### [Exercise instructions]
Give the number of lines that contain the string "trong", and nothing else.

——

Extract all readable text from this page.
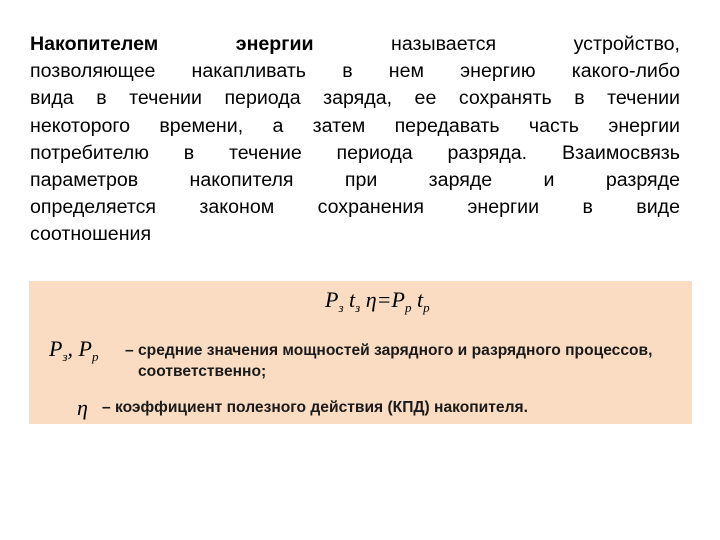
Накопителем энергии называется устройство,
позволяющее накапливать в нем энергию какого-либо
вида в течении периода заряда, ее сохранять в течении
некоторого времени, а затем передавать часть энергии
потребителю в течение периода разряда. Взаимосвязь
параметров накопителя при заряде и разряде
определяется законом сохранения энергии в виде
соотношения
$P_з$ $t_з$ $\eta=P_р$ $t_р$
$P_з$, $P_р$ – средние значения мощностей зарядного и разрядного процессов,
соответственно;
η – коэффициент полезного действия (КПД) накопителя.
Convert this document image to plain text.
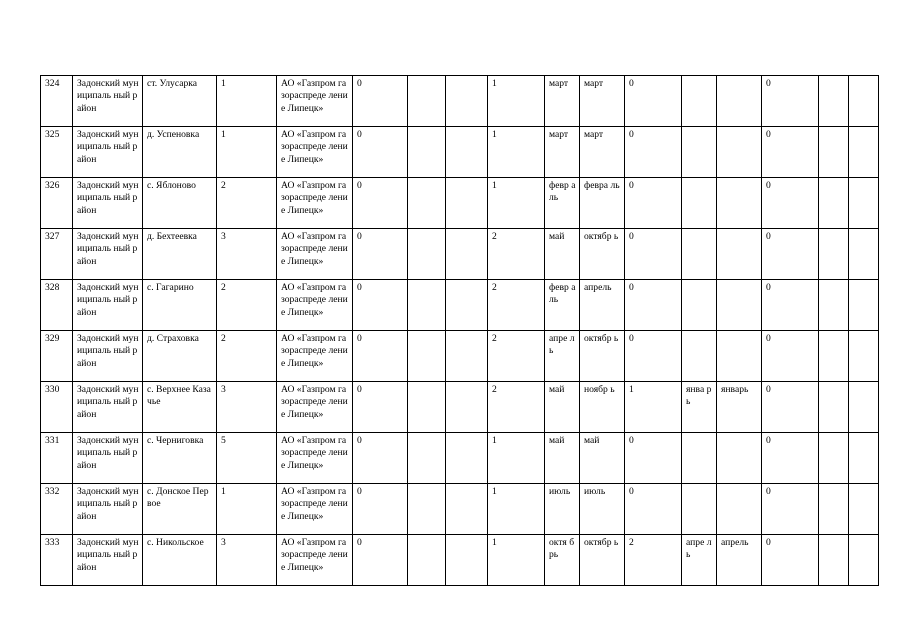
324	Задонский муниципаль ный район	ст. Улусарка	1	АО «Газпром газораспреде ление Липецк»	0			1	март	март	0			0		
325	Задонский муниципаль ный район	д. Успеновка	1	АО «Газпром газораспреде ление Липецк»	0			1	март	март	0			0		
326	Задонский муниципаль ный район	с. Яблоново	2	АО «Газпром газораспреде ление Липецк»	0			1	февр аль	февра ль	0			0		
327	Задонский муниципаль ный район	д. Бехтеевка	3	АО «Газпром газораспреде ление Липецк»	0			2	май	октябр ь	0			0		
328	Задонский муниципаль ный район	с. Гагарино	2	АО «Газпром газораспреде ление Липецк»	0			2	февр аль	апрель	0			0		
329	Задонский муниципаль ный район	д. Страховка	2	АО «Газпром газораспреде ление Липецк»	0			2	апре ль	октябр ь	0			0		
330	Задонский муниципаль ный район	с. Верхнее Казачье	3	АО «Газпром газораспреде ление Липецк»	0			2	май	ноябр ь	1	янва рь	январь	0		
331	Задонский муниципаль ный район	с. Черниговка	5	АО «Газпром газораспреде ление Липецк»	0			1	май	май	0			0		
332	Задонский муниципаль ный район	с. Донское Первое	1	АО «Газпром газораспреде ление Липецк»	0			1	июль	июль	0			0		
333	Задонский муниципаль ный район	с. Никольское	3	АО «Газпром газораспреде ление Липецк»	0			1	октя брь	октябр ь	2	апре ль	апрель	0		
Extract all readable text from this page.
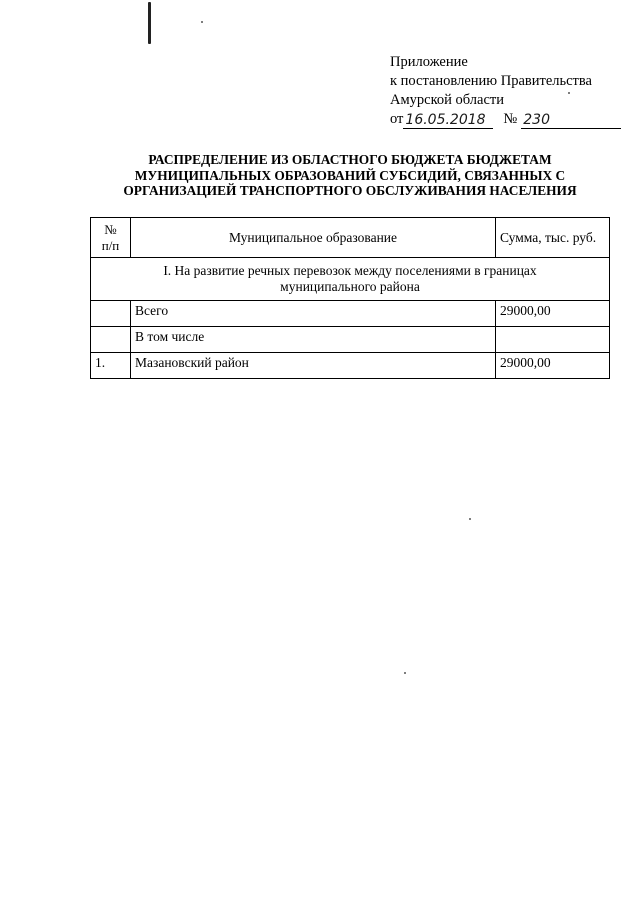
Приложение
к постановлению Правительства
Амурской области
от 16.05.2018	№ 230
РАСПРЕДЕЛЕНИЕ ИЗ ОБЛАСТНОГО БЮДЖЕТА БЮДЖЕТАМ
МУНИЦИПАЛЬНЫХ ОБРАЗОВАНИЙ СУБСИДИЙ, СВЯЗАННЫХ С
ОРГАНИЗАЦИЕЙ ТРАНСПОРТНОГО ОБСЛУЖИВАНИЯ НАСЕЛЕНИЯ
№
п/п	Муниципальное образование	Сумма, тыс. руб.

I. На развитие речных перевозок между поселениями в границах
муниципального района		

	Всего	29000,00
	В том числе	
1.	Мазановский район	29000,00
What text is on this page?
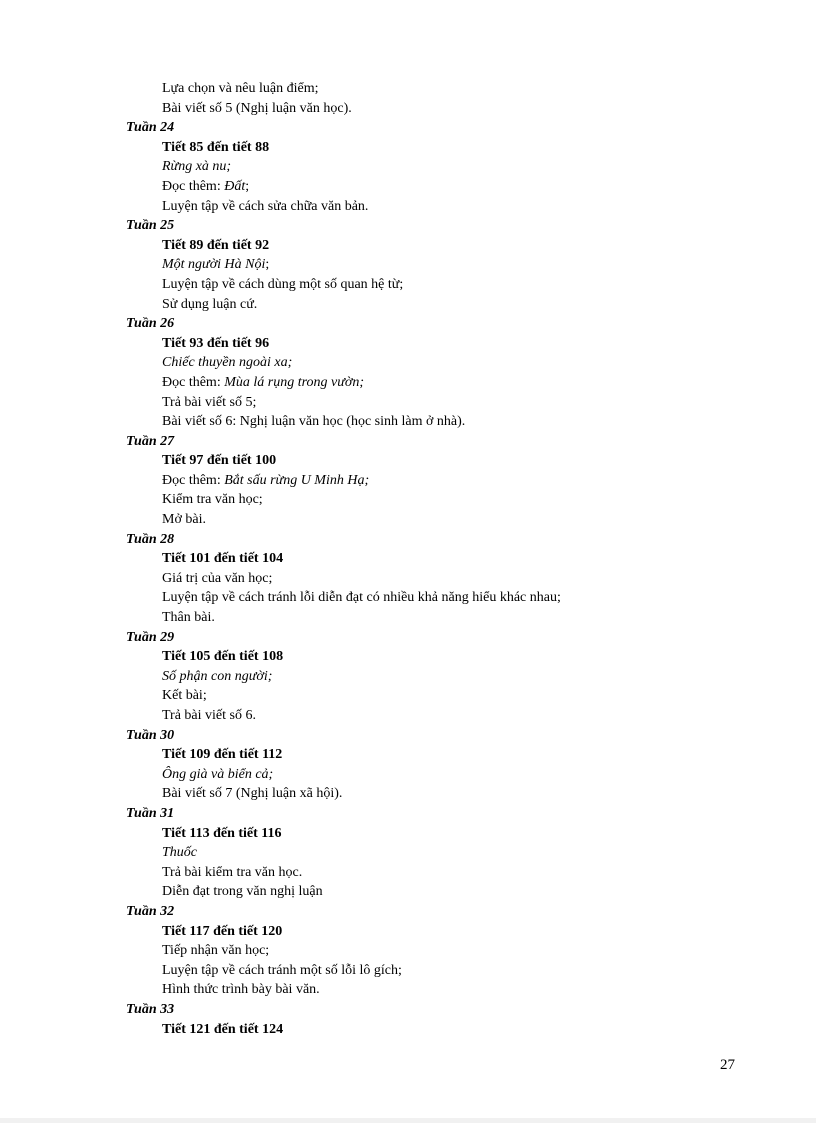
Lựa chọn và nêu luận điểm;
Bài viết số 5 (Nghị luận văn học).
Tuần 24
Tiết 85 đến tiết 88
Rừng xà nu;
Đọc thêm: Đất;
Luyện tập về cách sửa chữa văn bản.
Tuần 25
Tiết 89 đến tiết 92
Một người Hà Nội;
Luyện tập về cách dùng một số quan hệ từ;
Sử dụng luận cứ.
Tuần 26
Tiết 93 đến tiết 96
Chiếc thuyền ngoài xa;
Đọc thêm: Mùa lá rụng trong vườn;
Trả bài viết số 5;
Bài viết số 6: Nghị luận văn học (học sinh làm ở nhà).
Tuần 27
Tiết 97 đến tiết 100
Đọc thêm: Bắt sấu rừng U Minh Hạ;
Kiểm tra văn học;
Mở bài.
Tuần 28
Tiết 101 đến tiết 104
Giá trị của văn học;
Luyện tập về cách tránh lỗi diễn đạt có nhiều khả năng hiểu khác nhau;
Thân bài.
Tuần 29
Tiết 105 đến tiết 108
Số phận con người;
Kết bài;
Trả bài viết số 6.
Tuần 30
Tiết 109 đến tiết 112
Ông già và biển cả;
Bài viết số 7 (Nghị luận xã hội).
Tuần 31
Tiết 113 đến tiết 116
Thuốc
Trả bài kiểm tra văn học.
Diễn đạt trong văn nghị luận
Tuần 32
Tiết 117 đến tiết 120
Tiếp nhận văn học;
Luyện tập về cách tránh một số lỗi lô gích;
Hình thức trình bày bài văn.
Tuần 33
Tiết 121 đến tiết 124
27
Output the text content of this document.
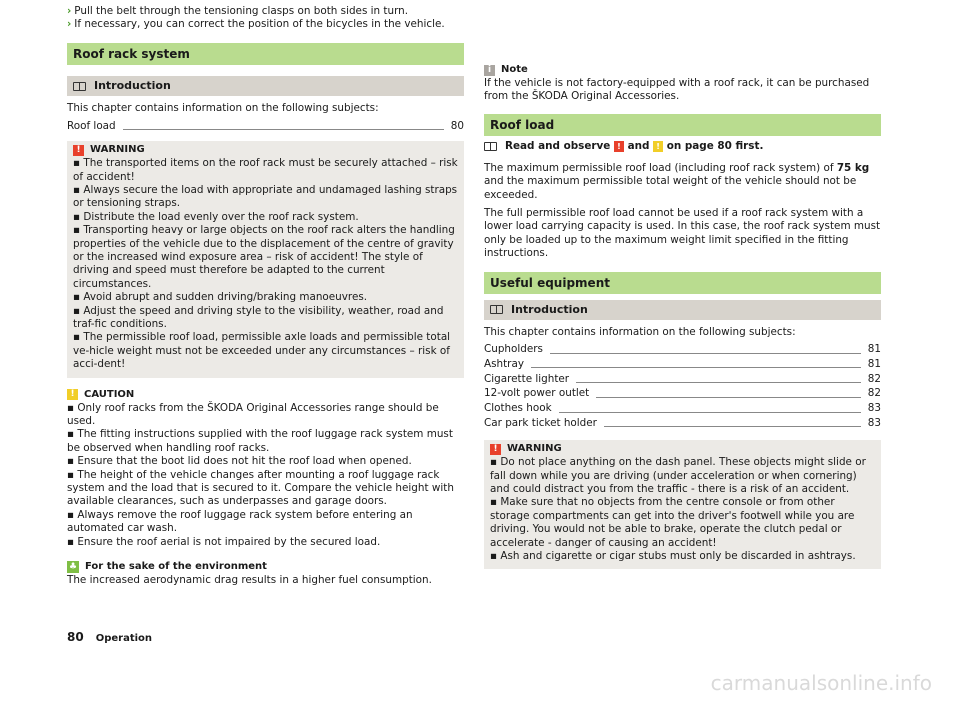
› Pull the belt through the tensioning clasps on both sides in turn.
› If necessary, you can correct the position of the bicycles in the vehicle.
Roof rack system
Introduction

This chapter contains information on the following subjects:

Roof load	80
! WARNING

▪ The transported items on the roof rack must be securely attached – risk of accident!

▪ Always secure the load with appropriate and undamaged lashing straps or tensioning straps.

▪ Distribute the load evenly over the roof rack system.

▪ Transporting heavy or large objects on the roof rack alters the handling properties of the vehicle due to the displacement of the centre of gravity or the increased wind exposure area – risk of accident! The style of driving and speed must therefore be adapted to the current circumstances.

▪ Avoid abrupt and sudden driving/braking manoeuvres.

▪ Adjust the speed and driving style to the visibility, weather, road and traf-fic conditions.

▪ The permissible roof load, permissible axle loads and permissible total ve-hicle weight must not be exceeded under any circumstances – risk of acci-dent!

! CAUTION

▪ Only roof racks from the ŠKODA Original Accessories range should be used.

▪ The fitting instructions supplied with the roof luggage rack system must be observed when handling roof racks.

▪ Ensure that the boot lid does not hit the roof load when opened.

▪ The height of the vehicle changes after mounting a roof luggage rack system and the load that is secured to it. Compare the vehicle height with available clearances, such as underpasses and garage doors.

▪ Always remove the roof luggage rack system before entering an automated car wash.

▪ Ensure the roof aerial is not impaired by the secured load.

♣ For the sake of the environment

The increased aerodynamic drag results in a higher fuel consumption.

i Note

If the vehicle is not factory-equipped with a roof rack, it can be purchased from the ŠKODA Original Accessories.

Roof load
Read and observe
!
and
!
on page 80 first.

The maximum permissible roof load (including roof rack system) of 75 kg and the maximum permissible total weight of the vehicle should not be exceeded.

The full permissible roof load cannot be used if a roof rack system with a lower load carrying capacity is used. In this case, the roof rack system must only be loaded up to the maximum weight limit specified in the fitting instructions.

Useful equipment
Introduction

This chapter contains information on the following subjects:

Cupholders	81
Ashtray	81
Cigarette lighter	82
12-volt power outlet	82
Clothes hook	83
Car park ticket holder	83
! WARNING

▪ Do not place anything on the dash panel. These objects might slide or fall down while you are driving (under acceleration or when cornering) and could distract you from the traffic - there is a risk of an accident.

▪ Make sure that no objects from the centre console or from other storage compartments can get into the driver's footwell while you are driving. You would not be able to brake, operate the clutch pedal or accelerate - danger of causing an accident!

▪ Ash and cigarette or cigar stubs must only be discarded in ashtrays.

80 Operation
carmanualsonline.info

——

### [Answer to this exercise]
2